### Exercise aim
Filter the data below for the string "nicht" and copy each matching line.

Stored data:
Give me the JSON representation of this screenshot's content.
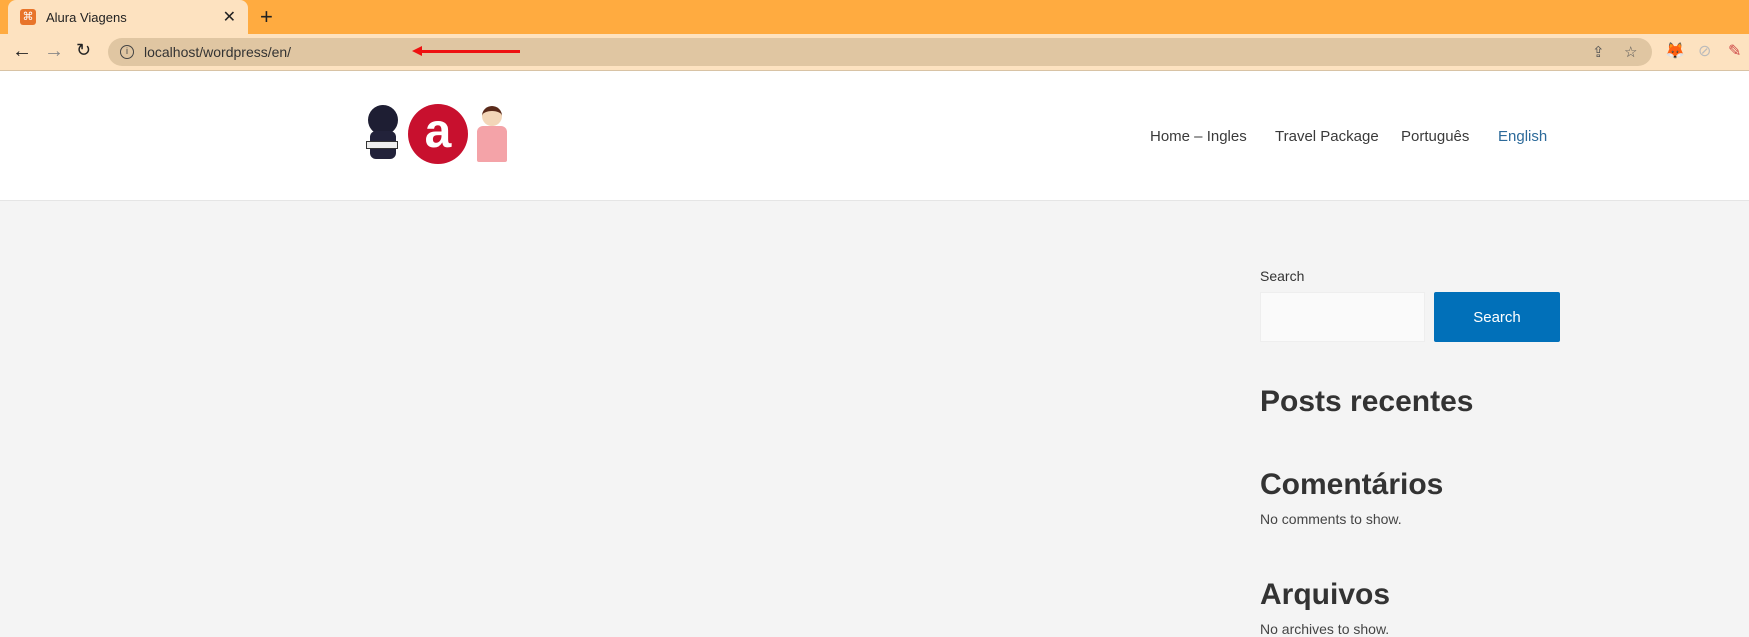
{
  "browser": {
    "tab_title": "Alura Viagens",
    "close_glyph": "✕",
    "new_tab_glyph": "+",
    "url": "localhost/wordpress/en/",
    "icons": [
      "back-icon",
      "forward-icon",
      "reload-icon",
      "info-icon",
      "share-icon",
      "star-icon",
      "metamask-icon",
      "extension-icon",
      "eyedropper-icon"
    ],
    "annotation_color": "#ee1111"
  },
  "site": {
    "logo_letter": "a",
    "menu": [
      {
        "label": "Home – Ingles"
      },
      {
        "label": "Travel Package"
      },
      {
        "label": "Português"
      },
      {
        "label": "English",
        "active": true
      }
    ],
    "accent": "#0170b9"
  },
  "sidebar": {
    "search_label": "Search",
    "search_value": "",
    "search_button": "Search",
    "recent_posts_title": "Posts recentes",
    "comments_title": "Comentários",
    "comments_empty": "No comments to show.",
    "archives_title": "Arquivos",
    "archives_empty": "No archives to show."
  }
}
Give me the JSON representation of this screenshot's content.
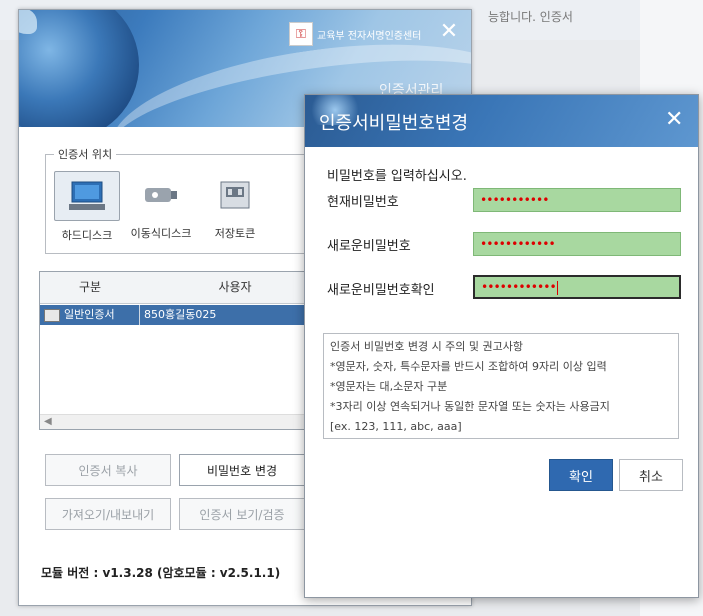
{
  "background": {
    "text": "능합니다. 인증서"
  },
  "main": {
    "brand_text": "교육부 전자서명인증센터",
    "subtitle": "인증서관리",
    "location_legend": "인증서 위치",
    "locations": [
      {
        "label": "하드디스크",
        "icon": "hard-disk-icon",
        "selected": true
      },
      {
        "label": "이동식디스크",
        "icon": "usb-drive-icon",
        "selected": false
      },
      {
        "label": "저장토큰",
        "icon": "security-token-icon",
        "selected": false
      }
    ],
    "table": {
      "headers": [
        "구분",
        "사용자"
      ],
      "rows": [
        {
          "type": "일반인증서",
          "user": "850홍길동025",
          "selected": true
        }
      ]
    },
    "buttons": {
      "copy": "인증서 복사",
      "change_password": "비밀번호 변경",
      "import_export": "가져오기/내보내기",
      "view_verify": "인증서 보기/검증"
    },
    "version": "모듈 버전 : v1.3.28 (암호모듈 : v2.5.1.1)",
    "close": "닫기"
  },
  "dialog": {
    "title": "인증서비밀번호변경",
    "prompt": "비밀번호를 입력하십시오.",
    "fields": [
      {
        "label": "현재비밀번호",
        "value": "•••••••••••"
      },
      {
        "label": "새로운비밀번호",
        "value": "••••••••••••"
      },
      {
        "label": "새로운비밀번호확인",
        "value": "••••••••••••"
      }
    ],
    "notice": [
      "인증서 비밀번호 변경 시 주의 및 권고사항",
      "*영문자, 숫자, 특수문자를 반드시 조합하여 9자리 이상 입력",
      "*영문자는 대,소문자 구분",
      "*3자리 이상 연속되거나 동일한 문자열 또는 숫자는 사용금지",
      " [ex. 123, 111, abc, aaa]"
    ],
    "ok": "확인",
    "cancel": "취소"
  },
  "colors": {
    "accent": "#2f69b0",
    "field_bg": "#a8d8a0",
    "selected_row": "#3d6fa9"
  }
}
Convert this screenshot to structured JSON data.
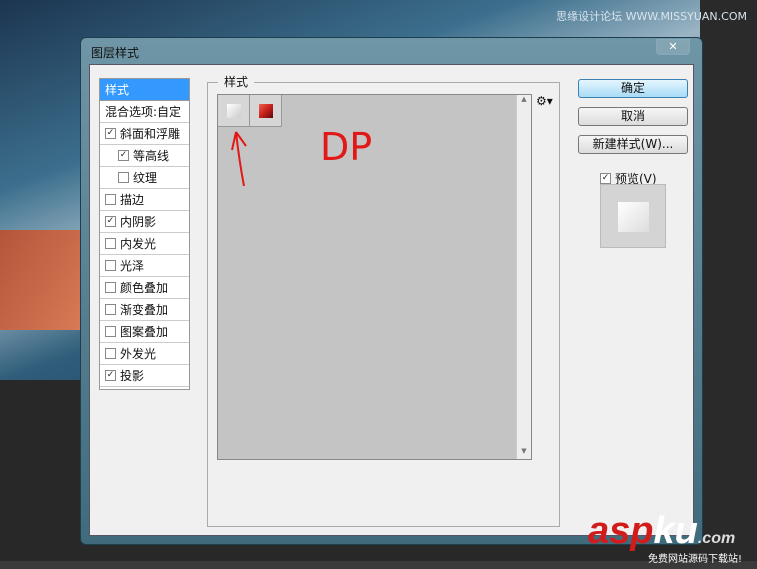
{
  "window": {
    "title": "图层样式",
    "close": "✕"
  },
  "watermark": {
    "top": "思缘设计论坛 WWW.MISSYUAN.COM",
    "logo_red": "asp",
    "logo_white": "ku",
    ".com": ".com",
    "logo_tld": ".com",
    "logo_sub": "免费网站源码下载站!"
  },
  "styles_list": [
    {
      "label": "样式",
      "selected": true
    },
    {
      "label": "混合选项:自定"
    },
    {
      "label": "斜面和浮雕",
      "checked": true
    },
    {
      "label": "等高线",
      "checked": true,
      "indent": true
    },
    {
      "label": "纹理",
      "checked": false,
      "indent": true
    },
    {
      "label": "描边",
      "checked": false
    },
    {
      "label": "内阴影",
      "checked": true
    },
    {
      "label": "内发光",
      "checked": false
    },
    {
      "label": "光泽",
      "checked": false
    },
    {
      "label": "颜色叠加",
      "checked": false
    },
    {
      "label": "渐变叠加",
      "checked": false
    },
    {
      "label": "图案叠加",
      "checked": false
    },
    {
      "label": "外发光",
      "checked": false
    },
    {
      "label": "投影",
      "checked": true
    }
  ],
  "panel": {
    "group_label": "样式",
    "annotation": "DP"
  },
  "buttons": {
    "ok": "确定",
    "cancel": "取消",
    "new_style": "新建样式(W)..."
  },
  "preview": {
    "label": "预览(V)",
    "checked": true
  },
  "colors": {
    "selected": "#3399ff",
    "swatch_red": "#c8201c"
  }
}
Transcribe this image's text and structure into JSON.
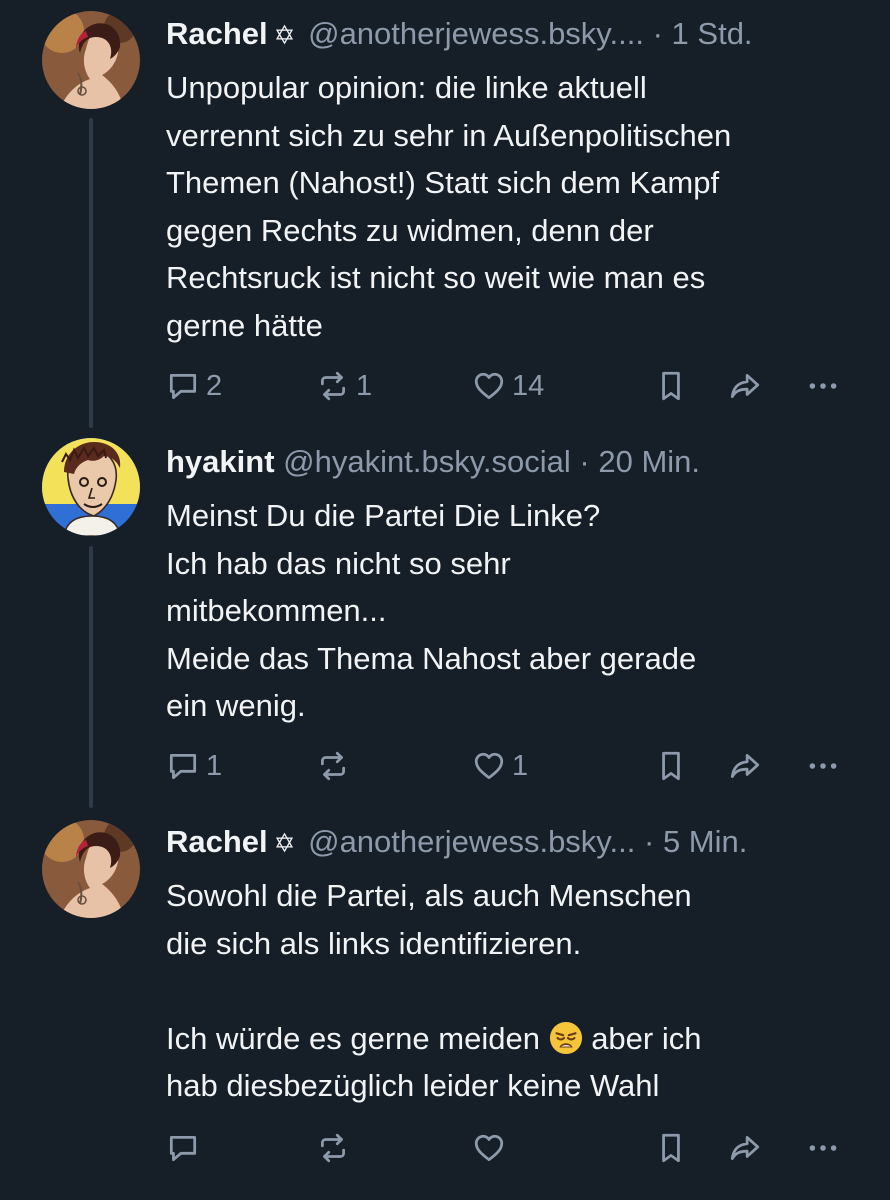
{
  "posts": [
    {
      "name": "Rachel",
      "badge": "✡",
      "handle": "@anotherjewess.bsky....",
      "dot": "·",
      "time": "1 Std.",
      "lines": [
        "Unpopular opinion: die linke aktuell",
        "verrennt sich zu sehr in Außenpolitischen",
        "Themen (Nahost!) Statt sich dem Kampf",
        "gegen Rechts zu widmen, denn der",
        "Rechtsruck ist nicht so weit wie man es",
        "gerne hätte"
      ],
      "replies": "2",
      "reposts": "1",
      "likes": "14"
    },
    {
      "name": "hyakint",
      "handle": "@hyakint.bsky.social",
      "dot": "·",
      "time": "20 Min.",
      "lines": [
        "Meinst Du die Partei Die Linke?",
        "Ich hab das nicht so sehr",
        "mitbekommen...",
        "Meide das Thema Nahost aber gerade",
        "ein wenig."
      ],
      "replies": "1",
      "reposts": "",
      "likes": "1"
    },
    {
      "name": "Rachel",
      "badge": "✡",
      "handle": "@anotherjewess.bsky...",
      "dot": "·",
      "time": "5 Min.",
      "lines": [
        "Sowohl die Partei, als auch Menschen",
        "die sich als links identifizieren.",
        "",
        "Ich würde es gerne meiden",
        "hab diesbezüglich leider keine Wahl"
      ],
      "line4_after_emoji": "aber ich",
      "emoji": "weary-face",
      "replies": "",
      "reposts": "",
      "likes": ""
    }
  ],
  "colors": {
    "background": "#161e27",
    "text": "#f1f3f5",
    "muted": "#8d9aab",
    "thread_line": "#2e3a4a"
  },
  "icons": [
    "reply-icon",
    "repost-icon",
    "like-icon",
    "bookmark-icon",
    "share-icon",
    "more-icon"
  ]
}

### Reply
        "Rechtsruck ist nicht so weit wie man es",
        "Ich hab das nicht so sehr",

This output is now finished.